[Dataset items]
------------------------------------

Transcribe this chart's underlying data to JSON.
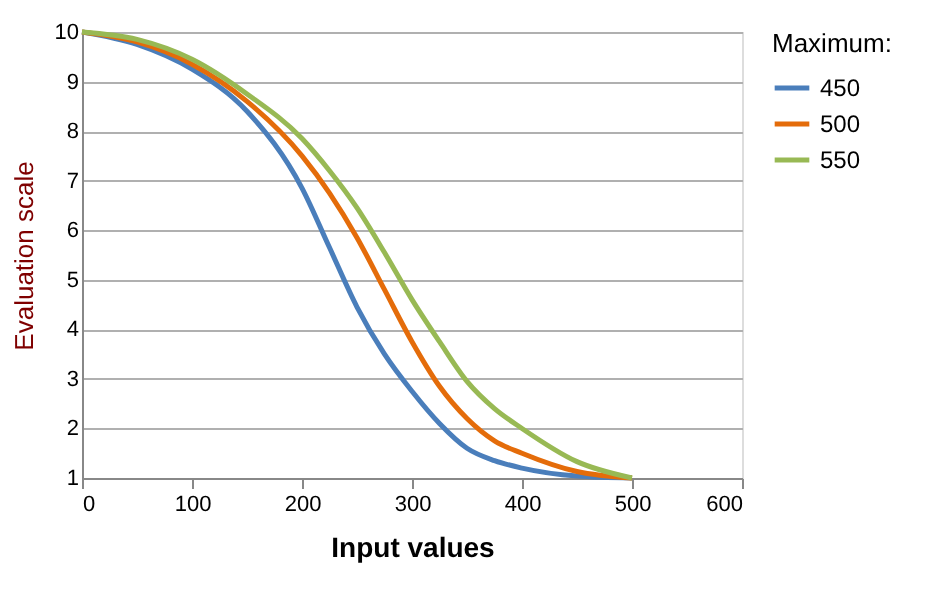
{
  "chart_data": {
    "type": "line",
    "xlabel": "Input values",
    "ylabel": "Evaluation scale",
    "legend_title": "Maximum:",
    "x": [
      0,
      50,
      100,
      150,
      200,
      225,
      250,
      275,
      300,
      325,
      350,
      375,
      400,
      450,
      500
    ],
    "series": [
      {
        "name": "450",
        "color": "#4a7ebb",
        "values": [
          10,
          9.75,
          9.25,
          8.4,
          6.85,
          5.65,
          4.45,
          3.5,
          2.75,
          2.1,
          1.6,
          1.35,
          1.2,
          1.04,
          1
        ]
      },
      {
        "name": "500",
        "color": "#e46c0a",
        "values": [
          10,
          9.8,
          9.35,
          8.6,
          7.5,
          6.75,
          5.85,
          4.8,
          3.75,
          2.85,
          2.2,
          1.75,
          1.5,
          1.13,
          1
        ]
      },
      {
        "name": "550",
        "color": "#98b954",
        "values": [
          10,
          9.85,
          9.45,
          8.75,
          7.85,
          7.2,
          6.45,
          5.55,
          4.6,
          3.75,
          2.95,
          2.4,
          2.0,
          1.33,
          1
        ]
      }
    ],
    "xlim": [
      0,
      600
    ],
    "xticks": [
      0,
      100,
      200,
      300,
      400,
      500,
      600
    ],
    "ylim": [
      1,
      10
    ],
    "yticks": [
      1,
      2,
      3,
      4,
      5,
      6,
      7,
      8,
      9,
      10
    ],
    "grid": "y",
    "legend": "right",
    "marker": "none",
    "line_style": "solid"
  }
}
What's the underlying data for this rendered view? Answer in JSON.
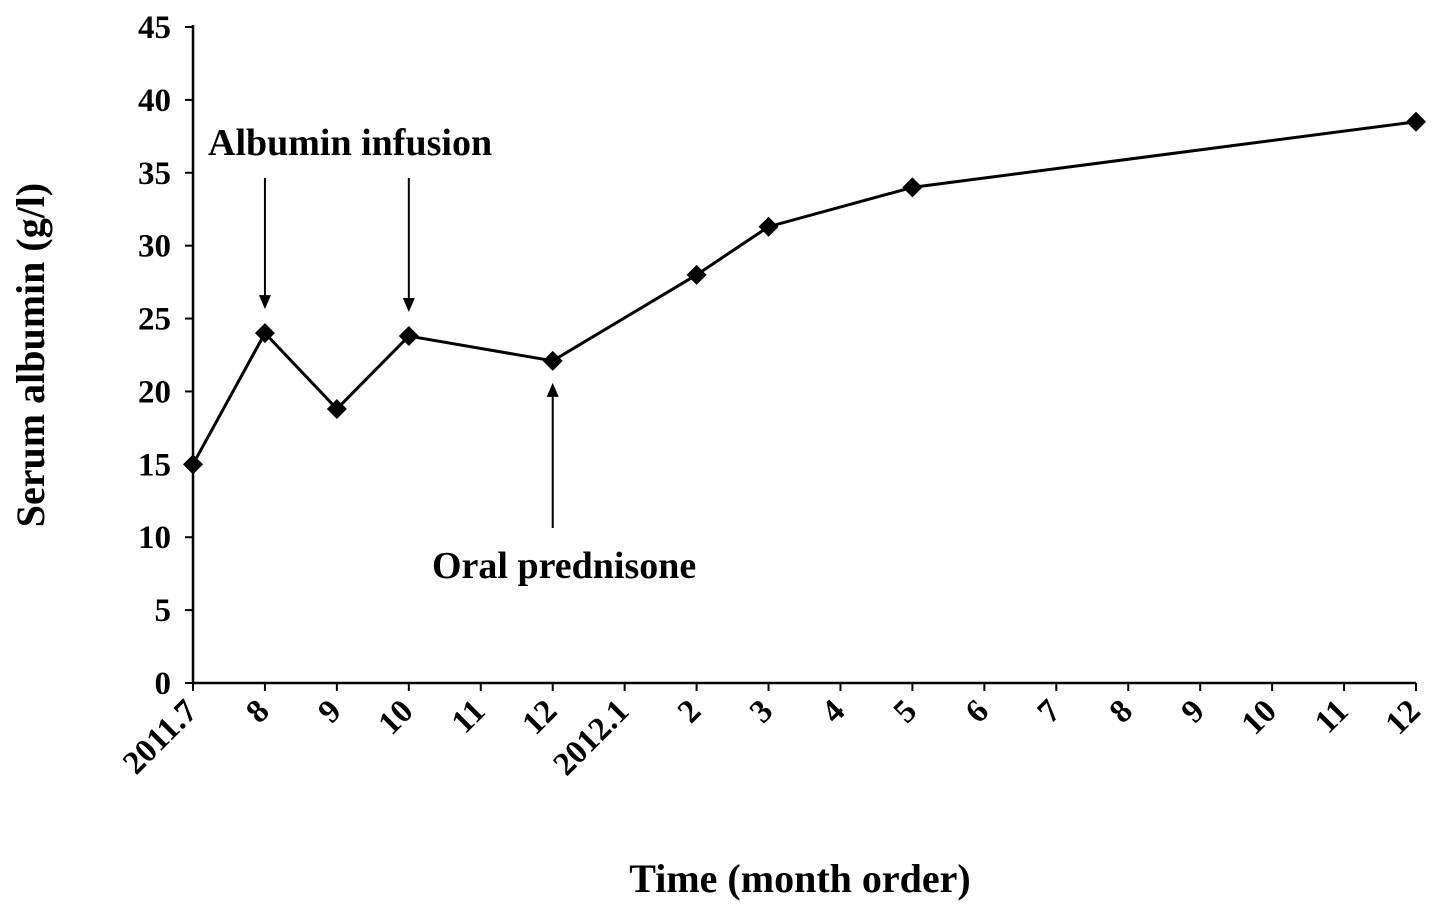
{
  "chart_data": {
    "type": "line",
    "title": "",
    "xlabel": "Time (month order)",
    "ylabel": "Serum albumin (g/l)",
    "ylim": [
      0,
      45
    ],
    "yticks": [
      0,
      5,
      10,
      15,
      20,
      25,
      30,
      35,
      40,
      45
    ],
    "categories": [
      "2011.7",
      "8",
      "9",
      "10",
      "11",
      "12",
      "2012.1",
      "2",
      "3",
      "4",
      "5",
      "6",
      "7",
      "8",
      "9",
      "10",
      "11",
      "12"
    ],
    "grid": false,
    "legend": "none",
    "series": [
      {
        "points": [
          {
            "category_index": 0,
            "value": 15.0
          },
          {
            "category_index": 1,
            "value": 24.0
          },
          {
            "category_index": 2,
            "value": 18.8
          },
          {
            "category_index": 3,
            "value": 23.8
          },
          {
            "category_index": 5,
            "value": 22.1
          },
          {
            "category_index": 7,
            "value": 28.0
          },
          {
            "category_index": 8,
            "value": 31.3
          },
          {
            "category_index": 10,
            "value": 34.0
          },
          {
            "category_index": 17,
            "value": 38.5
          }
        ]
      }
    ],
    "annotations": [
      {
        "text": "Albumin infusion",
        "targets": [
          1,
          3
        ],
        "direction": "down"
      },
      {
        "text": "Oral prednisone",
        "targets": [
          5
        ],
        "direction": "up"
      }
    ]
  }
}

------------------------------------

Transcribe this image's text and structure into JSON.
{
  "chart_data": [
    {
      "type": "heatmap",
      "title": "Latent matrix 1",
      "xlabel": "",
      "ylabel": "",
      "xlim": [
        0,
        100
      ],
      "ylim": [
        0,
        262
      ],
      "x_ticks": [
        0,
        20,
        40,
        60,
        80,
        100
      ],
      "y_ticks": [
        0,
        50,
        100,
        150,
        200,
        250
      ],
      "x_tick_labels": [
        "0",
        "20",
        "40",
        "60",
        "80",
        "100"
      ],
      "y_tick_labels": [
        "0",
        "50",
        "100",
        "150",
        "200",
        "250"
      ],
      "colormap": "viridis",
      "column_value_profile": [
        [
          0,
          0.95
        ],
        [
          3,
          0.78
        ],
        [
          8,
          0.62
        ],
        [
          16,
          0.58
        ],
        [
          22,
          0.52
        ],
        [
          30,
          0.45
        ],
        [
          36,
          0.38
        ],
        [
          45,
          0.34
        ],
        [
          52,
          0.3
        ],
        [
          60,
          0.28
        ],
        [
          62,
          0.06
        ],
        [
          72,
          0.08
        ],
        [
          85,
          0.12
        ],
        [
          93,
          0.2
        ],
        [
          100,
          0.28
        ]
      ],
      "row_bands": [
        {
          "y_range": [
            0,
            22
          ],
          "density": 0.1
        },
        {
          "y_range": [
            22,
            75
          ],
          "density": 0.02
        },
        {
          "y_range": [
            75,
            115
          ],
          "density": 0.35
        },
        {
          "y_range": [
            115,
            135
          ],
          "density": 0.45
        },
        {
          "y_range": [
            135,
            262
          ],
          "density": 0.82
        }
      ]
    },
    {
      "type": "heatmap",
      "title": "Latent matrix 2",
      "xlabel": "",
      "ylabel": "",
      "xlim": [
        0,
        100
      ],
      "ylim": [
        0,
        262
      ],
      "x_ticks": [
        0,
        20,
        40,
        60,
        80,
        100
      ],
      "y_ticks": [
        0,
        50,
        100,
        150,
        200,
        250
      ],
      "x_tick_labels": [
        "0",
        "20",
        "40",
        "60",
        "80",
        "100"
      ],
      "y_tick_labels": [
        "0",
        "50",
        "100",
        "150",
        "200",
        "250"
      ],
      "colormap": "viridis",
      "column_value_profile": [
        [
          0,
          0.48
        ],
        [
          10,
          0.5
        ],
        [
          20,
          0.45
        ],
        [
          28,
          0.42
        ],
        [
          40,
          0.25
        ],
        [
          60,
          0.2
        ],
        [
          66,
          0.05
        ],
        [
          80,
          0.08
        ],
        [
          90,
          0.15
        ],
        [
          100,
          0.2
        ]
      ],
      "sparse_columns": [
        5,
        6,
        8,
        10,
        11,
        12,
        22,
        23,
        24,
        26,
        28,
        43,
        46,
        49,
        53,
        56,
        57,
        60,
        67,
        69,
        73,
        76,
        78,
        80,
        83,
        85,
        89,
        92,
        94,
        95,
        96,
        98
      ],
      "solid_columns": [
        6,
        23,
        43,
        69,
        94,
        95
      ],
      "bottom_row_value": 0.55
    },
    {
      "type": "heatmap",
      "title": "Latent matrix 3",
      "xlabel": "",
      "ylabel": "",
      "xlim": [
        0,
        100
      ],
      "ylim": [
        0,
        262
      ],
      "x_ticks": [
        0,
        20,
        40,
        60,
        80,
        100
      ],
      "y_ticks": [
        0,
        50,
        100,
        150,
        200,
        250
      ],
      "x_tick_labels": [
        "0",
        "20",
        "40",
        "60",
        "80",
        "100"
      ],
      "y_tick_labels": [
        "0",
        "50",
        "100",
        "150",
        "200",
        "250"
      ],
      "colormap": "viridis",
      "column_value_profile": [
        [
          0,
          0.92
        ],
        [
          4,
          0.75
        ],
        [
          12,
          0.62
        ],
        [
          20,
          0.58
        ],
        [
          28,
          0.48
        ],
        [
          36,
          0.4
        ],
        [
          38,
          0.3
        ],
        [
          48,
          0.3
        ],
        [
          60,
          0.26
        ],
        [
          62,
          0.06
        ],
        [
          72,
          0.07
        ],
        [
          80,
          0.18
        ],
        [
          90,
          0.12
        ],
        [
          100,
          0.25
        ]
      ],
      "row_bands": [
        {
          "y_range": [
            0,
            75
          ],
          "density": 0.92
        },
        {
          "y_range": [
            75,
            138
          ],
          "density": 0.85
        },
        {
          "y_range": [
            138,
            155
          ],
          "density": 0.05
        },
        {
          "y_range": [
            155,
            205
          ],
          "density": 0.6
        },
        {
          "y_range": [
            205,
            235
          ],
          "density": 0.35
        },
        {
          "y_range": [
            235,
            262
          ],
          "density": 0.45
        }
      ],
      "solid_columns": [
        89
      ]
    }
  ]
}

------------------------------------

■ **Goal**
Go through the records above and copy every line with the word "matrix".

■ **Task response**
      "title": "Latent matrix 1",
      "title": "Latent matrix 2",
      "title": "Latent matrix 3",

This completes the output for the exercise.